_Structured figure records_
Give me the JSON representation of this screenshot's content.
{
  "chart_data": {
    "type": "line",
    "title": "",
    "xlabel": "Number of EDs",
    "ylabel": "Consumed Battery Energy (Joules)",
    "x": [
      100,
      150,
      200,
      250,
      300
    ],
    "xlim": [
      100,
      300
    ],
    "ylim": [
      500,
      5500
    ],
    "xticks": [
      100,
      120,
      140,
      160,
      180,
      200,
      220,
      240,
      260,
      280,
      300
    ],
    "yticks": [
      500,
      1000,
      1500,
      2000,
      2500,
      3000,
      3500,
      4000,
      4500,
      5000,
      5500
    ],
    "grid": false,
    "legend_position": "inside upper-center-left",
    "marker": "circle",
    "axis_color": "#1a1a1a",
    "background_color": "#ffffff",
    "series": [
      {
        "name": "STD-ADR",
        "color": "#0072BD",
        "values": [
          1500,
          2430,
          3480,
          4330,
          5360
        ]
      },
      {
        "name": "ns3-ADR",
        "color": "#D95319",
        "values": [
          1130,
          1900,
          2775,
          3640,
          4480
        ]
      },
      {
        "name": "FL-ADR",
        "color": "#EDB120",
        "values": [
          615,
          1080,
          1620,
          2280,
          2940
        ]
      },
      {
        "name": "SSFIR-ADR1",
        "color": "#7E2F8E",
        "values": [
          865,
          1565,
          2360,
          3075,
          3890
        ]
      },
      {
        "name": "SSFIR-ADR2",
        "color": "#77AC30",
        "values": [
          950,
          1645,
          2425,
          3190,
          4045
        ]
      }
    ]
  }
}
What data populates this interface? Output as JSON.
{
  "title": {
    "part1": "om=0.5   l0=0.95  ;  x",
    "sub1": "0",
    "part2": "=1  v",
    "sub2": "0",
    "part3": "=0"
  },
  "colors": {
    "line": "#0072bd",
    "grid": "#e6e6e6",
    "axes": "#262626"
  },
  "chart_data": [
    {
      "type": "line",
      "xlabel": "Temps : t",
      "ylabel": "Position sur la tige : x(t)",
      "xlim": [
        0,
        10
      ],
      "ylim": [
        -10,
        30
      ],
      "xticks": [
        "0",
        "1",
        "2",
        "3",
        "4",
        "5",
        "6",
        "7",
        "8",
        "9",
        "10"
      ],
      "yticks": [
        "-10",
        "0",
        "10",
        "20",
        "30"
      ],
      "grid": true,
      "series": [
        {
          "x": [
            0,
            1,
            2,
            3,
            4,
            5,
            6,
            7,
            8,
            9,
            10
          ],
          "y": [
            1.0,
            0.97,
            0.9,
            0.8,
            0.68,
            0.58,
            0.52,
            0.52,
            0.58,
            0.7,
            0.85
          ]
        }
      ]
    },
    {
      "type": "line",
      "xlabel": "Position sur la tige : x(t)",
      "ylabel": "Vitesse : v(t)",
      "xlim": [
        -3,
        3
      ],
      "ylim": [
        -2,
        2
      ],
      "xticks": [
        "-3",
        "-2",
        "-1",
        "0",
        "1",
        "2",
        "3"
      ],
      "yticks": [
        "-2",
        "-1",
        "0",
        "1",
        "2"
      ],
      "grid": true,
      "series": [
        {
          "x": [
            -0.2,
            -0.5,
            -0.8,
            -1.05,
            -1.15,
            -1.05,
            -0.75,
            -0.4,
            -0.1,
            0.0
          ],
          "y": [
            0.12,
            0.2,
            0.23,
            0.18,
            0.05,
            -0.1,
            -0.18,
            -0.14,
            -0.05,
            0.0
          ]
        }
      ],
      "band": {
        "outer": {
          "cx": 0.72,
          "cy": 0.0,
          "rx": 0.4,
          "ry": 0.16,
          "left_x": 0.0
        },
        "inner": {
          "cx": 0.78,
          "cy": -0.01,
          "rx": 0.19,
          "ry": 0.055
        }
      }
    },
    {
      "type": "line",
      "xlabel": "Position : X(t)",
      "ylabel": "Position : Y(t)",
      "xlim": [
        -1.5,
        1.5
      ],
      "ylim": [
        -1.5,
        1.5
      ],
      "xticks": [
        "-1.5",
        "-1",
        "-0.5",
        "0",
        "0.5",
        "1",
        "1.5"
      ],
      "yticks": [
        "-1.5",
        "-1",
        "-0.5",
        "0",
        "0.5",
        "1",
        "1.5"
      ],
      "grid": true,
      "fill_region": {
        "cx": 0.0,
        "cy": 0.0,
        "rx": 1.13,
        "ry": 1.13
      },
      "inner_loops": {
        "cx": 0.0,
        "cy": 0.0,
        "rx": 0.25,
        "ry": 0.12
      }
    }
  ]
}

_Exercise objective_
Reproduce all data above, unchanged.

_Solution to the problem_
Give me the JSON representation of this screenshot's content.
{
  "chart_data": {
    "type": "line",
    "title": "",
    "xlabel": "Number of EDs",
    "ylabel": "Consumed Battery Energy (Joules)",
    "x": [
      100,
      150,
      200,
      250,
      300
    ],
    "xlim": [
      100,
      300
    ],
    "ylim": [
      500,
      5500
    ],
    "xticks": [
      100,
      120,
      140,
      160,
      180,
      200,
      220,
      240,
      260,
      280,
      300
    ],
    "yticks": [
      500,
      1000,
      1500,
      2000,
      2500,
      3000,
      3500,
      4000,
      4500,
      5000,
      5500
    ],
    "grid": false,
    "legend_position": "inside upper-center-left",
    "marker": "circle",
    "axis_color": "#1a1a1a",
    "background_color": "#ffffff",
    "series": [
      {
        "name": "STD-ADR",
        "color": "#0072BD",
        "values": [
          1500,
          2430,
          3480,
          4330,
          5360
        ]
      },
      {
        "name": "ns3-ADR",
        "color": "#D95319",
        "values": [
          1130,
          1900,
          2775,
          3640,
          4480
        ]
      },
      {
        "name": "FL-ADR",
        "color": "#EDB120",
        "values": [
          615,
          1080,
          1620,
          2280,
          2940
        ]
      },
      {
        "name": "SSFIR-ADR1",
        "color": "#7E2F8E",
        "values": [
          865,
          1565,
          2360,
          3075,
          3890
        ]
      },
      {
        "name": "SSFIR-ADR2",
        "color": "#77AC30",
        "values": [
          950,
          1645,
          2425,
          3190,
          4045
        ]
      }
    ]
  }
}
What data populates this interface? Output as JSON.
{
  "title": {
    "part1": "om=0.5   l0=0.95  ;  x",
    "sub1": "0",
    "part2": "=1  v",
    "sub2": "0",
    "part3": "=0"
  },
  "colors": {
    "line": "#0072bd",
    "grid": "#e6e6e6",
    "axes": "#262626"
  },
  "chart_data": [
    {
      "type": "line",
      "xlabel": "Temps : t",
      "ylabel": "Position sur la tige : x(t)",
      "xlim": [
        0,
        10
      ],
      "ylim": [
        -10,
        30
      ],
      "xticks": [
        "0",
        "1",
        "2",
        "3",
        "4",
        "5",
        "6",
        "7",
        "8",
        "9",
        "10"
      ],
      "yticks": [
        "-10",
        "0",
        "10",
        "20",
        "30"
      ],
      "grid": true,
      "series": [
        {
          "x": [
            0,
            1,
            2,
            3,
            4,
            5,
            6,
            7,
            8,
            9,
            10
          ],
          "y": [
            1.0,
            0.97,
            0.9,
            0.8,
            0.68,
            0.58,
            0.52,
            0.52,
            0.58,
            0.7,
            0.85
          ]
        }
      ]
    },
    {
      "type": "line",
      "xlabel": "Position sur la tige : x(t)",
      "ylabel": "Vitesse : v(t)",
      "xlim": [
        -3,
        3
      ],
      "ylim": [
        -2,
        2
      ],
      "xticks": [
        "-3",
        "-2",
        "-1",
        "0",
        "1",
        "2",
        "3"
      ],
      "yticks": [
        "-2",
        "-1",
        "0",
        "1",
        "2"
      ],
      "grid": true,
      "series": [
        {
          "x": [
            -0.2,
            -0.5,
            -0.8,
            -1.05,
            -1.15,
            -1.05,
            -0.75,
            -0.4,
            -0.1,
            0.0
          ],
          "y": [
            0.12,
            0.2,
            0.23,
            0.18,
            0.05,
            -0.1,
            -0.18,
            -0.14,
            -0.05,
            0.0
          ]
        }
      ],
      "band": {
        "outer": {
          "cx": 0.72,
          "cy": 0.0,
          "rx": 0.4,
          "ry": 0.16,
          "left_x": 0.0
        },
        "inner": {
          "cx": 0.78,
          "cy": -0.01,
          "rx": 0.19,
          "ry": 0.055
        }
      }
    },
    {
      "type": "line",
      "xlabel": "Position : X(t)",
      "ylabel": "Position : Y(t)",
      "xlim": [
        -1.5,
        1.5
      ],
      "ylim": [
        -1.5,
        1.5
      ],
      "xticks": [
        "-1.5",
        "-1",
        "-0.5",
        "0",
        "0.5",
        "1",
        "1.5"
      ],
      "yticks": [
        "-1.5",
        "-1",
        "-0.5",
        "0",
        "0.5",
        "1",
        "1.5"
      ],
      "grid": true,
      "fill_region": {
        "cx": 0.0,
        "cy": 0.0,
        "rx": 1.13,
        "ry": 1.13
      },
      "inner_loops": {
        "cx": 0.0,
        "cy": 0.0,
        "rx": 0.25,
        "ry": 0.12
      }
    }
  ]
}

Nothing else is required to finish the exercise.